> [Written exercise]
You are to retype all of the data exactly as it appears.

> [Provided data]

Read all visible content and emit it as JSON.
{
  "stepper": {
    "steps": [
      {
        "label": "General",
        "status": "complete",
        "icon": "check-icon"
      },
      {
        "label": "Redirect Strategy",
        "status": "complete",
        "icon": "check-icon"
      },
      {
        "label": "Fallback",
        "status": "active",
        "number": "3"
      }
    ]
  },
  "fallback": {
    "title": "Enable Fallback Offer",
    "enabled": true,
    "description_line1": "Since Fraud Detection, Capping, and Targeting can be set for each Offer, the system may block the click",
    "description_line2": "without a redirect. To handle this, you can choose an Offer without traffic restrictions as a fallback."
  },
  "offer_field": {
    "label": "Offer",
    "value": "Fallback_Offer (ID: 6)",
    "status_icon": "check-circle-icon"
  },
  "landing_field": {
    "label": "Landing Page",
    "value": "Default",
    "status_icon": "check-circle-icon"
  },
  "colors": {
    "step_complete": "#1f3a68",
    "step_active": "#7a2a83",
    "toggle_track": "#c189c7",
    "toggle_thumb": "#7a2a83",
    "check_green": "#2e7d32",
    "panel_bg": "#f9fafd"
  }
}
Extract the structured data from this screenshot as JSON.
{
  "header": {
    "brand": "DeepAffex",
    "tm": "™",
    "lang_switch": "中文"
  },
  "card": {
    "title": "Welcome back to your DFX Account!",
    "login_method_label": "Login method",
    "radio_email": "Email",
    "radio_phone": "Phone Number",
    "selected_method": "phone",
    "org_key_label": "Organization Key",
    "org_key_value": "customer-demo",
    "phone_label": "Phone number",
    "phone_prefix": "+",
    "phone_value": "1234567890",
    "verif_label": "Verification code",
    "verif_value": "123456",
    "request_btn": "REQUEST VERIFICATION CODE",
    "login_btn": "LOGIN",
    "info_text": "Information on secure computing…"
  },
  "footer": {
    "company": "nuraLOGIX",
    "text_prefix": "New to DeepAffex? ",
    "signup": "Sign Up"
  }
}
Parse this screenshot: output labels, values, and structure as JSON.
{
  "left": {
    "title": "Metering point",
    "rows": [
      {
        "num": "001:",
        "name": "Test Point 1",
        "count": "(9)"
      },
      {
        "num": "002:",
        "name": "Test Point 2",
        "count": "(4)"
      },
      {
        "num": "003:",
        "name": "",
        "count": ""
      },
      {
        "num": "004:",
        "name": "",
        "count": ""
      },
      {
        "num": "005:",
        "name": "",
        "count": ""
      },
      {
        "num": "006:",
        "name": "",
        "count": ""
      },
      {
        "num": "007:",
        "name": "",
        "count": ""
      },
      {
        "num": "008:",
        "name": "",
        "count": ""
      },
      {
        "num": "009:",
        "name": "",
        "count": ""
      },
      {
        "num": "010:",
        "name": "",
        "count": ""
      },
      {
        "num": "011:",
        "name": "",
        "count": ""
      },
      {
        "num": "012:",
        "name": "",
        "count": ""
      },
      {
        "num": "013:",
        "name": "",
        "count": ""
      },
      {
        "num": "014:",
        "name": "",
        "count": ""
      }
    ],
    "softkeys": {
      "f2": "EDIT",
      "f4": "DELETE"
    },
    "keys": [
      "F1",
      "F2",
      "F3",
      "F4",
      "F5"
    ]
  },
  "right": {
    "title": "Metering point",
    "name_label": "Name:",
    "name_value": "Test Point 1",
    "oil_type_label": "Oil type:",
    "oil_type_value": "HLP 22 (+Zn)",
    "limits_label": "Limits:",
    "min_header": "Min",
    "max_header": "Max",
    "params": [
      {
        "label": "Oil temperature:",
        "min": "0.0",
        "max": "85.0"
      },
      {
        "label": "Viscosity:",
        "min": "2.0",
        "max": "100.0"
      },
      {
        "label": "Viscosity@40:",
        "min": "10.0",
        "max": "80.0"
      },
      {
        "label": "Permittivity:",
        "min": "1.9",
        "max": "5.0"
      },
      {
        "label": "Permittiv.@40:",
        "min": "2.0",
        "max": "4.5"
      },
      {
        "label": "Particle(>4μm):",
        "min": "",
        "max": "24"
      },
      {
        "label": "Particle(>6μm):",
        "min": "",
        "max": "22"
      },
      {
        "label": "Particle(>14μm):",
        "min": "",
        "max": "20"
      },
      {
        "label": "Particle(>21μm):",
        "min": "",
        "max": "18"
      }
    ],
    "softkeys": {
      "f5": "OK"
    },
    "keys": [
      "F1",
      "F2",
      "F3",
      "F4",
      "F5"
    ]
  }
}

> [Solution to the exercise]
Read all visible content and emit it as JSON.
{
  "stepper": {
    "steps": [
      {
        "label": "General",
        "status": "complete",
        "icon": "check-icon"
      },
      {
        "label": "Redirect Strategy",
        "status": "complete",
        "icon": "check-icon"
      },
      {
        "label": "Fallback",
        "status": "active",
        "number": "3"
      }
    ]
  },
  "fallback": {
    "title": "Enable Fallback Offer",
    "enabled": true,
    "description_line1": "Since Fraud Detection, Capping, and Targeting can be set for each Offer, the system may block the click",
    "description_line2": "without a redirect. To handle this, you can choose an Offer without traffic restrictions as a fallback."
  },
  "offer_field": {
    "label": "Offer",
    "value": "Fallback_Offer (ID: 6)",
    "status_icon": "check-circle-icon"
  },
  "landing_field": {
    "label": "Landing Page",
    "value": "Default",
    "status_icon": "check-circle-icon"
  },
  "colors": {
    "step_complete": "#1f3a68",
    "step_active": "#7a2a83",
    "toggle_track": "#c189c7",
    "toggle_thumb": "#7a2a83",
    "check_green": "#2e7d32",
    "panel_bg": "#f9fafd"
  }
}
Extract the structured data from this screenshot as JSON.
{
  "header": {
    "brand": "DeepAffex",
    "tm": "™",
    "lang_switch": "中文"
  },
  "card": {
    "title": "Welcome back to your DFX Account!",
    "login_method_label": "Login method",
    "radio_email": "Email",
    "radio_phone": "Phone Number",
    "selected_method": "phone",
    "org_key_label": "Organization Key",
    "org_key_value": "customer-demo",
    "phone_label": "Phone number",
    "phone_prefix": "+",
    "phone_value": "1234567890",
    "verif_label": "Verification code",
    "verif_value": "123456",
    "request_btn": "REQUEST VERIFICATION CODE",
    "login_btn": "LOGIN",
    "info_text": "Information on secure computing…"
  },
  "footer": {
    "company": "nuraLOGIX",
    "text_prefix": "New to DeepAffex? ",
    "signup": "Sign Up"
  }
}
Parse this screenshot: output labels, values, and structure as JSON.
{
  "left": {
    "title": "Metering point",
    "rows": [
      {
        "num": "001:",
        "name": "Test Point 1",
        "count": "(9)"
      },
      {
        "num": "002:",
        "name": "Test Point 2",
        "count": "(4)"
      },
      {
        "num": "003:",
        "name": "",
        "count": ""
      },
      {
        "num": "004:",
        "name": "",
        "count": ""
      },
      {
        "num": "005:",
        "name": "",
        "count": ""
      },
      {
        "num": "006:",
        "name": "",
        "count": ""
      },
      {
        "num": "007:",
        "name": "",
        "count": ""
      },
      {
        "num": "008:",
        "name": "",
        "count": ""
      },
      {
        "num": "009:",
        "name": "",
        "count": ""
      },
      {
        "num": "010:",
        "name": "",
        "count": ""
      },
      {
        "num": "011:",
        "name": "",
        "count": ""
      },
      {
        "num": "012:",
        "name": "",
        "count": ""
      },
      {
        "num": "013:",
        "name": "",
        "count": ""
      },
      {
        "num": "014:",
        "name": "",
        "count": ""
      }
    ],
    "softkeys": {
      "f2": "EDIT",
      "f4": "DELETE"
    },
    "keys": [
      "F1",
      "F2",
      "F3",
      "F4",
      "F5"
    ]
  },
  "right": {
    "title": "Metering point",
    "name_label": "Name:",
    "name_value": "Test Point 1",
    "oil_type_label": "Oil type:",
    "oil_type_value": "HLP 22 (+Zn)",
    "limits_label": "Limits:",
    "min_header": "Min",
    "max_header": "Max",
    "params": [
      {
        "label": "Oil temperature:",
        "min": "0.0",
        "max": "85.0"
      },
      {
        "label": "Viscosity:",
        "min": "2.0",
        "max": "100.0"
      },
      {
        "label": "Viscosity@40:",
        "min": "10.0",
        "max": "80.0"
      },
      {
        "label": "Permittivity:",
        "min": "1.9",
        "max": "5.0"
      },
      {
        "label": "Permittiv.@40:",
        "min": "2.0",
        "max": "4.5"
      },
      {
        "label": "Particle(>4μm):",
        "min": "",
        "max": "24"
      },
      {
        "label": "Particle(>6μm):",
        "min": "",
        "max": "22"
      },
      {
        "label": "Particle(>14μm):",
        "min": "",
        "max": "20"
      },
      {
        "label": "Particle(>21μm):",
        "min": "",
        "max": "18"
      }
    ],
    "softkeys": {
      "f5": "OK"
    },
    "keys": [
      "F1",
      "F2",
      "F3",
      "F4",
      "F5"
    ]
  }
}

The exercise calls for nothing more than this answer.